▶ **Do this**: Please print all of the material below, word for word.
(begin)
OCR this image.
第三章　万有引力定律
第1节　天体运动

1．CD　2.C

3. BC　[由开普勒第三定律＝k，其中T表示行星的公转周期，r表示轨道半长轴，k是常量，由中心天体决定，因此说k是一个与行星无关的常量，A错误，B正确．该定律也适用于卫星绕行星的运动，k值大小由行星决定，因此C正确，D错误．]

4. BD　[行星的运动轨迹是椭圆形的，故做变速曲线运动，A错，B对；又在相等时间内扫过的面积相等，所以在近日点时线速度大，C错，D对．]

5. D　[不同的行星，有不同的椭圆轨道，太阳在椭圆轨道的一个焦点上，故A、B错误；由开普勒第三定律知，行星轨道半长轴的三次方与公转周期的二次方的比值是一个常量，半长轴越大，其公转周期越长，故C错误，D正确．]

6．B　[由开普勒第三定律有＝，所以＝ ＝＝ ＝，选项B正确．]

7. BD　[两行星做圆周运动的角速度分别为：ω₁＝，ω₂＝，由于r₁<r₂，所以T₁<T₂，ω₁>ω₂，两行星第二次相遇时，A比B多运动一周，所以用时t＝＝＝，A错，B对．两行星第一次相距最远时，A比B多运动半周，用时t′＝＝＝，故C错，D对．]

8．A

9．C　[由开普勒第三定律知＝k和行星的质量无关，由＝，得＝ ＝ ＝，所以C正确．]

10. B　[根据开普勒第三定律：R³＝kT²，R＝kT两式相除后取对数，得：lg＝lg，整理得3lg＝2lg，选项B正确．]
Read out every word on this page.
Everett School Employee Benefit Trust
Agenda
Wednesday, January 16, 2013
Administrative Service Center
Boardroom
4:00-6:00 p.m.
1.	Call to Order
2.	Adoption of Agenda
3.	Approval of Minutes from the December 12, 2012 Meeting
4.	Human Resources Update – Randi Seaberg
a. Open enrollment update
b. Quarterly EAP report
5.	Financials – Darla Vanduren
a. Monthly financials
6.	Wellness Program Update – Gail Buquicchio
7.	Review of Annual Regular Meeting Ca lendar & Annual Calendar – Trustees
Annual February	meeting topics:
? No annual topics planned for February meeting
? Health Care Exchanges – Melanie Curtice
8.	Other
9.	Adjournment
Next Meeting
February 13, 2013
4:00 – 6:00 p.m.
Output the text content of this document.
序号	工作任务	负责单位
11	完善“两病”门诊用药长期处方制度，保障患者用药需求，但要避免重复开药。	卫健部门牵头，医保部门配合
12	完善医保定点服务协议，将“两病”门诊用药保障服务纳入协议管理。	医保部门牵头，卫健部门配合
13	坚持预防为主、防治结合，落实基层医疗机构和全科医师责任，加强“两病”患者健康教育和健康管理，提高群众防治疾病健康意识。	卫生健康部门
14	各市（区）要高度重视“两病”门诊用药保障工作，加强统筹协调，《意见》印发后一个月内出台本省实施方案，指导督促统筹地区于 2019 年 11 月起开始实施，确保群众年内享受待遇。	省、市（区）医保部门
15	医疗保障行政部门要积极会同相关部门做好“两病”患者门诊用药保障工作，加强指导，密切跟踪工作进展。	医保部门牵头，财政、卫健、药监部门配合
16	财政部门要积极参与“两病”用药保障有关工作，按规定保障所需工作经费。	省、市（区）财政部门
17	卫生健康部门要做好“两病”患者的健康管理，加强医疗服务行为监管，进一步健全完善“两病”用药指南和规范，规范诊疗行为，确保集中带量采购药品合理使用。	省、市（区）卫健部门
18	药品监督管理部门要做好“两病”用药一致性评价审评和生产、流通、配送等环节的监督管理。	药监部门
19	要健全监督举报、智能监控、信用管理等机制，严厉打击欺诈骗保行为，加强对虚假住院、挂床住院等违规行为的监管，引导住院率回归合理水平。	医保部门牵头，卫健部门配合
(end)
▶ **Exercise output**:
OCR this image.
第三章　万有引力定律
第1节　天体运动

1．CD　2.C

3. BC　[由开普勒第三定律＝k，其中T表示行星的公转周期，r表示轨道半长轴，k是常量，由中心天体决定，因此说k是一个与行星无关的常量，A错误，B正确．该定律也适用于卫星绕行星的运动，k值大小由行星决定，因此C正确，D错误．]

4. BD　[行星的运动轨迹是椭圆形的，故做变速曲线运动，A错，B对；又在相等时间内扫过的面积相等，所以在近日点时线速度大，C错，D对．]

5. D　[不同的行星，有不同的椭圆轨道，太阳在椭圆轨道的一个焦点上，故A、B错误；由开普勒第三定律知，行星轨道半长轴的三次方与公转周期的二次方的比值是一个常量，半长轴越大，其公转周期越长，故C错误，D正确．]

6．B　[由开普勒第三定律有＝，所以＝ ＝＝ ＝，选项B正确．]

7. BD　[两行星做圆周运动的角速度分别为：ω₁＝，ω₂＝，由于r₁<r₂，所以T₁<T₂，ω₁>ω₂，两行星第二次相遇时，A比B多运动一周，所以用时t＝＝＝，A错，B对．两行星第一次相距最远时，A比B多运动半周，用时t′＝＝＝，故C错，D对．]

8．A

9．C　[由开普勒第三定律知＝k和行星的质量无关，由＝，得＝ ＝ ＝，所以C正确．]

10. B　[根据开普勒第三定律：R³＝kT²，R＝kT两式相除后取对数，得：lg＝lg，整理得3lg＝2lg，选项B正确．]
Read out every word on this page.
Everett School Employee Benefit Trust
Agenda
Wednesday, January 16, 2013
Administrative Service Center
Boardroom
4:00-6:00 p.m.
1.	Call to Order
2.	Adoption of Agenda
3.	Approval of Minutes from the December 12, 2012 Meeting
4.	Human Resources Update – Randi Seaberg
a. Open enrollment update
b. Quarterly EAP report
5.	Financials – Darla Vanduren
a. Monthly financials
6.	Wellness Program Update – Gail Buquicchio
7.	Review of Annual Regular Meeting Ca lendar & Annual Calendar – Trustees
Annual February	meeting topics:
? No annual topics planned for February meeting
? Health Care Exchanges – Melanie Curtice
8.	Other
9.	Adjournment
Next Meeting
February 13, 2013
4:00 – 6:00 p.m.
Output the text content of this document.
序号	工作任务	负责单位
11	完善“两病”门诊用药长期处方制度，保障患者用药需求，但要避免重复开药。	卫健部门牵头，医保部门配合
12	完善医保定点服务协议，将“两病”门诊用药保障服务纳入协议管理。	医保部门牵头，卫健部门配合
13	坚持预防为主、防治结合，落实基层医疗机构和全科医师责任，加强“两病”患者健康教育和健康管理，提高群众防治疾病健康意识。	卫生健康部门
14	各市（区）要高度重视“两病”门诊用药保障工作，加强统筹协调，《意见》印发后一个月内出台本省实施方案，指导督促统筹地区于 2019 年 11 月起开始实施，确保群众年内享受待遇。	省、市（区）医保部门
15	医疗保障行政部门要积极会同相关部门做好“两病”患者门诊用药保障工作，加强指导，密切跟踪工作进展。	医保部门牵头，财政、卫健、药监部门配合
16	财政部门要积极参与“两病”用药保障有关工作，按规定保障所需工作经费。	省、市（区）财政部门
17	卫生健康部门要做好“两病”患者的健康管理，加强医疗服务行为监管，进一步健全完善“两病”用药指南和规范，规范诊疗行为，确保集中带量采购药品合理使用。	省、市（区）卫健部门
18	药品监督管理部门要做好“两病”用药一致性评价审评和生产、流通、配送等环节的监督管理。	药监部门
19	要健全监督举报、智能监控、信用管理等机制，严厉打击欺诈骗保行为，加强对虚假住院、挂床住院等违规行为的监管，引导住院率回归合理水平。	医保部门牵头，卫健部门配合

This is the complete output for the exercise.